>>>>>

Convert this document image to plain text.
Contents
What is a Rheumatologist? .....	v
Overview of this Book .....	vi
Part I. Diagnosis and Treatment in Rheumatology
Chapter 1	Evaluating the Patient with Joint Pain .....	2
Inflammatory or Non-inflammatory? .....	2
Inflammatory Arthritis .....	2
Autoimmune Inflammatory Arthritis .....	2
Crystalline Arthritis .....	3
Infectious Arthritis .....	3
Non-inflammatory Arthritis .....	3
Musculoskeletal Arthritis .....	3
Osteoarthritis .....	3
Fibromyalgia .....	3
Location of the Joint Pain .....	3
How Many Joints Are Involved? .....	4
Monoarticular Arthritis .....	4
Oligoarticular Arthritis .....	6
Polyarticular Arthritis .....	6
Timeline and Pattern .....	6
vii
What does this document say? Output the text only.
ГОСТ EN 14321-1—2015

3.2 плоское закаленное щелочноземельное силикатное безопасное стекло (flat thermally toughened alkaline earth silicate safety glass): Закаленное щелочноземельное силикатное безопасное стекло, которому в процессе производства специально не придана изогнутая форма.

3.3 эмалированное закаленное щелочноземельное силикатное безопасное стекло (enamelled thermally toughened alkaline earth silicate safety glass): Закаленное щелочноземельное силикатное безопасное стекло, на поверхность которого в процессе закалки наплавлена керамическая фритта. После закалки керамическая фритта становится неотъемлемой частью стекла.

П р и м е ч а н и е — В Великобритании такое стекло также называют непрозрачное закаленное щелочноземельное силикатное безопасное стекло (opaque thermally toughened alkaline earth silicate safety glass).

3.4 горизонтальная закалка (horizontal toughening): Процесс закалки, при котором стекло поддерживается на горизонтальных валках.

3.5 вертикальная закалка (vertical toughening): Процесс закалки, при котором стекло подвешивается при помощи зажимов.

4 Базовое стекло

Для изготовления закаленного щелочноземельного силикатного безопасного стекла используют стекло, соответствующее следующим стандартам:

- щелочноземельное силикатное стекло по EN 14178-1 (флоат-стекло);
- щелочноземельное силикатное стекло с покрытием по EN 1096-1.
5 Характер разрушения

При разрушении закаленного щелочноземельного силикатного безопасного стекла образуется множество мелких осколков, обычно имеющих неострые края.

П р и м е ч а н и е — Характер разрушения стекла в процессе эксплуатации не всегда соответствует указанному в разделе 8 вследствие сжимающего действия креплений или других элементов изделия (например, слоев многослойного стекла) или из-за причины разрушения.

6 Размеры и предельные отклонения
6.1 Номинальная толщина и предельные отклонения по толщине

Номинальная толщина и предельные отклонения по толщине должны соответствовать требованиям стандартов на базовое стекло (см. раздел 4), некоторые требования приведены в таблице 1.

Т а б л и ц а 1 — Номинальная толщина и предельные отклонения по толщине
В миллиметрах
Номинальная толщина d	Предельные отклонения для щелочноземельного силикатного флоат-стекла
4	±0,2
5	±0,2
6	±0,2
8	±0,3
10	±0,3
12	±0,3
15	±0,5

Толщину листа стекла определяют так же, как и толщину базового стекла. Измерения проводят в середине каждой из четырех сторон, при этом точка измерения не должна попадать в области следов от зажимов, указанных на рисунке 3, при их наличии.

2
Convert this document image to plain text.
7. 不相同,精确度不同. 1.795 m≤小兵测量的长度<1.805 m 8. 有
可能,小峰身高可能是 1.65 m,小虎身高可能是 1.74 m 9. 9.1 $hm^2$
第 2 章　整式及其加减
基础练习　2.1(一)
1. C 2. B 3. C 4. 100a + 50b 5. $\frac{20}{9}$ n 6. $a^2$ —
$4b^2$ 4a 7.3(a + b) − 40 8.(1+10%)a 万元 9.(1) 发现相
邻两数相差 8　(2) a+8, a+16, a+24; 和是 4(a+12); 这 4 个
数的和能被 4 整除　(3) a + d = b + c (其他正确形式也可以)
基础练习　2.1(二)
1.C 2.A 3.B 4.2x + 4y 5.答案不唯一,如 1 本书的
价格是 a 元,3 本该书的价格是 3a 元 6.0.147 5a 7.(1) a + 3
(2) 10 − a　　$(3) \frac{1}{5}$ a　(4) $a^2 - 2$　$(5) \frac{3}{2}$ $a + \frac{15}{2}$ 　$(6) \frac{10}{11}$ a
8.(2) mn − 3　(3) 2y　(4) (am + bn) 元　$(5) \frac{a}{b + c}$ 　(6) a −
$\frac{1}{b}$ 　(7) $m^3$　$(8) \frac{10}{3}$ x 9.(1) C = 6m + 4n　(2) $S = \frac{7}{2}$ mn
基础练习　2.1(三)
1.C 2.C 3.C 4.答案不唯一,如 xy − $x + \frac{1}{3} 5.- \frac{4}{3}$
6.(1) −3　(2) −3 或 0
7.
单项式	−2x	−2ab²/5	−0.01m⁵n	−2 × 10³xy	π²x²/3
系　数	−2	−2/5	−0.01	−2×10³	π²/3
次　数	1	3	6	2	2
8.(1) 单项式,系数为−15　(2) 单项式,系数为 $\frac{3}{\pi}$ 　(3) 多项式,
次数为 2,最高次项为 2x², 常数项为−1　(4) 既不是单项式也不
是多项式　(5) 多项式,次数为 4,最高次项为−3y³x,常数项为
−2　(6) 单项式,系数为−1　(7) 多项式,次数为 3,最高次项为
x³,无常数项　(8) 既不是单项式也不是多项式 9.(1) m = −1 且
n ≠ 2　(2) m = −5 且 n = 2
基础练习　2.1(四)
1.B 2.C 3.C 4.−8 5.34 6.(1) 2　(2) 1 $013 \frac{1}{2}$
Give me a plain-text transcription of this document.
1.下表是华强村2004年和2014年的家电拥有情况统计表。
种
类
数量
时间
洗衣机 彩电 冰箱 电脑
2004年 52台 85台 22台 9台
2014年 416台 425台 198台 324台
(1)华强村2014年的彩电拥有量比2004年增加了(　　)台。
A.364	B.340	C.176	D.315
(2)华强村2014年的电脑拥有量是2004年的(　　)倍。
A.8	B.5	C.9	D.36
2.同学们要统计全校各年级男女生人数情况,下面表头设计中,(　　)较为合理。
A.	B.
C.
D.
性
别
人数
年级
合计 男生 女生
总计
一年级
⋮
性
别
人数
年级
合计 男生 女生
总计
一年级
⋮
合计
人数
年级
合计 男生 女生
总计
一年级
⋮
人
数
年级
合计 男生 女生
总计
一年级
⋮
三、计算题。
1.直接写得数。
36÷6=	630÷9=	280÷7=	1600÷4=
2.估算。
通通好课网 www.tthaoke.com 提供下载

<<<<<

— TASK TO COMPLETE —
Report only the count of lines that include the string "закаленного".

— OUTPUT FOR THIS TASK —
2